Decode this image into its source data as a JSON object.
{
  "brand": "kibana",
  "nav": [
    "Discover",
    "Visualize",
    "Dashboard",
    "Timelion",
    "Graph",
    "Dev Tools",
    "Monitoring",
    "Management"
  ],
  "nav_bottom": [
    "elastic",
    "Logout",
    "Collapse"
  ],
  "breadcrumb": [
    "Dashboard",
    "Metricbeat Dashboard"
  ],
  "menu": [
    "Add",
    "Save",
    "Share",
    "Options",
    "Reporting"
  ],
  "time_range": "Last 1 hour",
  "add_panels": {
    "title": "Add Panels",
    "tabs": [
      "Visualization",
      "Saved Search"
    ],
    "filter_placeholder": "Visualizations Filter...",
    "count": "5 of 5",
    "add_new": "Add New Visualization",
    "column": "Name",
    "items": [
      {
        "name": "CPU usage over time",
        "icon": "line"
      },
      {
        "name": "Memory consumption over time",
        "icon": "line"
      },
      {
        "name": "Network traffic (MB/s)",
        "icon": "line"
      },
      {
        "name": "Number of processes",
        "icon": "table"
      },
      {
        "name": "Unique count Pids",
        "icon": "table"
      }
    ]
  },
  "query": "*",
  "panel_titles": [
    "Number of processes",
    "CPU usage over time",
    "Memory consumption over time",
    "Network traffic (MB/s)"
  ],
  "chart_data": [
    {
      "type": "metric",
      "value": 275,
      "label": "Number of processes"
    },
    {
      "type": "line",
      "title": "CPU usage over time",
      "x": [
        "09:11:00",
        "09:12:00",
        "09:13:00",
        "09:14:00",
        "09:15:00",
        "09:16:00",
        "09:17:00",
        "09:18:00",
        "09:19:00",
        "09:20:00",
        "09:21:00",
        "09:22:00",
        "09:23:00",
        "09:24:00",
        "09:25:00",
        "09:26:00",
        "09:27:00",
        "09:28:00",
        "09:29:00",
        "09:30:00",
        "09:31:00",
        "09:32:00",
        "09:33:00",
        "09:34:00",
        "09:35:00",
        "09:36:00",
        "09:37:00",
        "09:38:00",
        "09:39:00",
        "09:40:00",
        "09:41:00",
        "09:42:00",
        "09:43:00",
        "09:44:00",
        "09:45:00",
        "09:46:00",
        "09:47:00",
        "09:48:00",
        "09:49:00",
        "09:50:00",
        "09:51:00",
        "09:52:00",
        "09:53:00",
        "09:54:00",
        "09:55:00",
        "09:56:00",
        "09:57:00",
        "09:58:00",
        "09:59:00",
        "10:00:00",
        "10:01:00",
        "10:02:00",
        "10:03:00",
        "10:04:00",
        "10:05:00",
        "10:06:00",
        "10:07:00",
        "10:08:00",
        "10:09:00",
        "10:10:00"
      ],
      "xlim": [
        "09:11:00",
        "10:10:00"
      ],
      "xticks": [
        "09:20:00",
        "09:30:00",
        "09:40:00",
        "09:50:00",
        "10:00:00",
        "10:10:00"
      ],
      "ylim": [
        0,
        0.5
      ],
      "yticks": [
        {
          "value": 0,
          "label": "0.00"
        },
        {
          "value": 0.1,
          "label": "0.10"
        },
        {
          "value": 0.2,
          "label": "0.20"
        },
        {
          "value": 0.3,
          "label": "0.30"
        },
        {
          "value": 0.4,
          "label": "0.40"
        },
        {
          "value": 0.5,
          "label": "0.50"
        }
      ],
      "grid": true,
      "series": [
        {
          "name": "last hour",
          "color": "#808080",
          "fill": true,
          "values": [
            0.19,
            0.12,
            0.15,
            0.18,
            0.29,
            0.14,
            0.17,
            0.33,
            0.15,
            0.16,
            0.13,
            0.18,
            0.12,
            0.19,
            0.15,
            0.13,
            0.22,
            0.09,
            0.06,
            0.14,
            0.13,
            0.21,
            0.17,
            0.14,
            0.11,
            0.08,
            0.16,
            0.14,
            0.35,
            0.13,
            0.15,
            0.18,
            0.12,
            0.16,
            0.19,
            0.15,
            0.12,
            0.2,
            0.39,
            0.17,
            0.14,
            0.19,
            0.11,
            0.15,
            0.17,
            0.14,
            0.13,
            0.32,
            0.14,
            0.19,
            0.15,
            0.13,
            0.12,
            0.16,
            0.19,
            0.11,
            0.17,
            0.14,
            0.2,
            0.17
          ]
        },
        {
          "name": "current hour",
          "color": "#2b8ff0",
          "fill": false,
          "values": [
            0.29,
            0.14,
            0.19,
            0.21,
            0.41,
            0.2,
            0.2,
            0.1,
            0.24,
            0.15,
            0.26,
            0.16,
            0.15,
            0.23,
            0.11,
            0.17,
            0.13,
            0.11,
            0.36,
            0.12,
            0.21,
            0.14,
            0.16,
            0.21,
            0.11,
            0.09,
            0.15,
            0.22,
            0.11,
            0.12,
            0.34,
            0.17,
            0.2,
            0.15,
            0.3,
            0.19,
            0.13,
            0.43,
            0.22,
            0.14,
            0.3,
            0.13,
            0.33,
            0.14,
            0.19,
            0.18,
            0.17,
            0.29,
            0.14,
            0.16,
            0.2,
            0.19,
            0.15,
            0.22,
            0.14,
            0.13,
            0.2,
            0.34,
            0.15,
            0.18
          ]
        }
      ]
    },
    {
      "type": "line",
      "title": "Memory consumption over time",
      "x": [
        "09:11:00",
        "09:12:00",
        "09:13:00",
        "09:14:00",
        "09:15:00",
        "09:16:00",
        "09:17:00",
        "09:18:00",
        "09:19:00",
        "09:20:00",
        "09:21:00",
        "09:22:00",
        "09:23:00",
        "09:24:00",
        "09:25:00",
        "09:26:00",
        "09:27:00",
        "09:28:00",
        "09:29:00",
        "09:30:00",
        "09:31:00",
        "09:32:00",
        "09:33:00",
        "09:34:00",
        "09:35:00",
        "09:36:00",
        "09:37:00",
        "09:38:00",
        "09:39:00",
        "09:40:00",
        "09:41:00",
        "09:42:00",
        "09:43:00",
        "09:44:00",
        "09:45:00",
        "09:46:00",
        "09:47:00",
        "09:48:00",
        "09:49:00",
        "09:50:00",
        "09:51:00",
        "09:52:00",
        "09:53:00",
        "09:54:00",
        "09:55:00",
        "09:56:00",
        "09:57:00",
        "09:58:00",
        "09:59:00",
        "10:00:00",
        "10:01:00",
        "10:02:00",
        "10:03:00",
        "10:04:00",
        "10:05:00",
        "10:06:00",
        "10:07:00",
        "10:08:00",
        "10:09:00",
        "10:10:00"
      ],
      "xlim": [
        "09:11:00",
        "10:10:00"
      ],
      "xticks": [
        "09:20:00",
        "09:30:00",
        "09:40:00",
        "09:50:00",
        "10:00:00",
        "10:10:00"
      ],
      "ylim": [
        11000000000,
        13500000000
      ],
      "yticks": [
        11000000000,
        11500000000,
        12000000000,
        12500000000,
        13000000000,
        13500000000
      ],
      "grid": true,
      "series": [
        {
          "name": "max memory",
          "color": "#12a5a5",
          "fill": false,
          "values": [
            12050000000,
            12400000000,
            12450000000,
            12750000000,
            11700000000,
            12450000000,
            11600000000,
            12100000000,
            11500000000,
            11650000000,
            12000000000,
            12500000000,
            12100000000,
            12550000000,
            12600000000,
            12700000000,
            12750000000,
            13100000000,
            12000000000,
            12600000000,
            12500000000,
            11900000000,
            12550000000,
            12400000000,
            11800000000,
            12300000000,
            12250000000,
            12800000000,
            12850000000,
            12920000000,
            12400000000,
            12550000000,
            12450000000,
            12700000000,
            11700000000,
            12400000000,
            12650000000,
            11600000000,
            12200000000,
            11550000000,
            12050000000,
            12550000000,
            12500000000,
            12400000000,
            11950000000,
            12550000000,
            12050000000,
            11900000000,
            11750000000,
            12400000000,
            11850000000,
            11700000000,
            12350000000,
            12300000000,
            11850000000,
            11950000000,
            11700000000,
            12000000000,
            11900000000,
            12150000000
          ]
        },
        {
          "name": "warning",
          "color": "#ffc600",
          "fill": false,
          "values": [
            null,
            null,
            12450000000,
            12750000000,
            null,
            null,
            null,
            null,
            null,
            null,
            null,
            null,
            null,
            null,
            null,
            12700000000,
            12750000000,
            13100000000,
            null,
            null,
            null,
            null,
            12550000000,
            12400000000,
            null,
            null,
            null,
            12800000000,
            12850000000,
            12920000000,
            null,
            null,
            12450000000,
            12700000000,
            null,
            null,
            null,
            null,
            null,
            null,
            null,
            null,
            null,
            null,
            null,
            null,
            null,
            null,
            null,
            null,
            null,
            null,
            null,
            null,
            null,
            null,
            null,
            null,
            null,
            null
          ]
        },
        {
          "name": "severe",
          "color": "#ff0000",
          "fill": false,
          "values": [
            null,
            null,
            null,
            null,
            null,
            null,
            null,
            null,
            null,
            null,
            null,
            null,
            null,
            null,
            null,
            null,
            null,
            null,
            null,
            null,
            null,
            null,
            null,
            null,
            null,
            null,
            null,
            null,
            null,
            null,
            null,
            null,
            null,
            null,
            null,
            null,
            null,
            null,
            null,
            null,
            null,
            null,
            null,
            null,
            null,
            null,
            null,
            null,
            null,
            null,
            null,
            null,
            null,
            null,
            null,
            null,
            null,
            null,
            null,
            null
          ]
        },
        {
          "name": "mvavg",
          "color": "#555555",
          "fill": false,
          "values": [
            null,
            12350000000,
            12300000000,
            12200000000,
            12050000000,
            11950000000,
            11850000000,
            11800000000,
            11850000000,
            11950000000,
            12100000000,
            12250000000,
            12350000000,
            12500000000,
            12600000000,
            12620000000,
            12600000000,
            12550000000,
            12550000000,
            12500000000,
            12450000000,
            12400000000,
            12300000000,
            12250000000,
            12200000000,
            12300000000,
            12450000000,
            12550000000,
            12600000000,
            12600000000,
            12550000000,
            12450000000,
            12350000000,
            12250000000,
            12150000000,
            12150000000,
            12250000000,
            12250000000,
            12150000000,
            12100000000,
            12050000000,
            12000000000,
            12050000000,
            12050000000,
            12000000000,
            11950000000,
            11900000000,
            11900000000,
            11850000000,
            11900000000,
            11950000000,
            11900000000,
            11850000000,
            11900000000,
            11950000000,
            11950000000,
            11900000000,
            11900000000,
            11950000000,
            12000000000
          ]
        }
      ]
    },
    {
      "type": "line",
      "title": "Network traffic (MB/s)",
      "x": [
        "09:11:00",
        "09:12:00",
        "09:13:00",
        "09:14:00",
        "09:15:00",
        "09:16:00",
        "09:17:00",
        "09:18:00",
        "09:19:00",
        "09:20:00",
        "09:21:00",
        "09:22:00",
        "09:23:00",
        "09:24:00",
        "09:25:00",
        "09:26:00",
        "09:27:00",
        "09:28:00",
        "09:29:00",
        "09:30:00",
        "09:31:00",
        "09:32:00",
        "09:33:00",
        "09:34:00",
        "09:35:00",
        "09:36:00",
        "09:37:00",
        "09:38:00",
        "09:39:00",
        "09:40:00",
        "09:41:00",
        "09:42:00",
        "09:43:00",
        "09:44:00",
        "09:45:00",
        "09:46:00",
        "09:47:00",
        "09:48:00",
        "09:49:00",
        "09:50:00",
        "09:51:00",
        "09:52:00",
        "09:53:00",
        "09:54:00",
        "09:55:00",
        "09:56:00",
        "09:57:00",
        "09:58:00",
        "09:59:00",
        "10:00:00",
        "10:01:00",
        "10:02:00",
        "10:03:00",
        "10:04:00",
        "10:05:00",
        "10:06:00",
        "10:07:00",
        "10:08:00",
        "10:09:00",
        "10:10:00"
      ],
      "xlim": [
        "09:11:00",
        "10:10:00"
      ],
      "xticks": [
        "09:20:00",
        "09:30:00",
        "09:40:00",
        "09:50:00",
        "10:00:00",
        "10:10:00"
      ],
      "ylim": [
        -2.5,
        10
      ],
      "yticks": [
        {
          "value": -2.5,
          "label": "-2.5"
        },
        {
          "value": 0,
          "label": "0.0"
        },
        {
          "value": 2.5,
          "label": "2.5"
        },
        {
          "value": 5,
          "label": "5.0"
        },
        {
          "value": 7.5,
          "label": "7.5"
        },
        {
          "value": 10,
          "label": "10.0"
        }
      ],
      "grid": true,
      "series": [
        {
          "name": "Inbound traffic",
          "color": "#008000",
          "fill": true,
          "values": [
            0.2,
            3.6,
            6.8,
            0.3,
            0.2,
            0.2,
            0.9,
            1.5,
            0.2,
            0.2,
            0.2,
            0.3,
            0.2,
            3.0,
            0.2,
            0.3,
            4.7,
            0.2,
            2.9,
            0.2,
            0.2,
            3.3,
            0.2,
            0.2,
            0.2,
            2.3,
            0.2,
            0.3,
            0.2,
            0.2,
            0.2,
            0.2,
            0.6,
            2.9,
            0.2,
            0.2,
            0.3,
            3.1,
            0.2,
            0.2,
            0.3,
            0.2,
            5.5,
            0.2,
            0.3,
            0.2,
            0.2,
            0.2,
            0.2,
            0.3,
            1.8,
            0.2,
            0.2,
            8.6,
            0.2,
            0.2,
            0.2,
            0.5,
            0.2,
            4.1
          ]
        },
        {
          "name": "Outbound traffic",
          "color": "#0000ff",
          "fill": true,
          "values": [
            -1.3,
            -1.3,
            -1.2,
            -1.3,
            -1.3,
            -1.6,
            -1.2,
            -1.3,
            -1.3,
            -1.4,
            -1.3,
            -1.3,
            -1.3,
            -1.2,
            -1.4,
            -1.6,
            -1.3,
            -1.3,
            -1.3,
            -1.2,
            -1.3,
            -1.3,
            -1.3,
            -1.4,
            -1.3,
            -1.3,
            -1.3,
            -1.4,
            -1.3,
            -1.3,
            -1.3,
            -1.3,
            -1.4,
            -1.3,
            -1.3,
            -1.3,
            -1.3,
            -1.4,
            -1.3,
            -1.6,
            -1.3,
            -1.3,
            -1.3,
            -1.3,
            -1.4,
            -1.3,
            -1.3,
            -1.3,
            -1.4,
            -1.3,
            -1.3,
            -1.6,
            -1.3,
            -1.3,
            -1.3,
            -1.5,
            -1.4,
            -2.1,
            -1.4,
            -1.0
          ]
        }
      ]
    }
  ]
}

═══

Copy every line of the records above that contains "traffic".

_Task output_
        "name": "Network traffic (MB/s)",
    "Network traffic (MB/s)"
      "title": "Network traffic (MB/s)",
          "name": "Inbound traffic",
          "name": "Outbound traffic",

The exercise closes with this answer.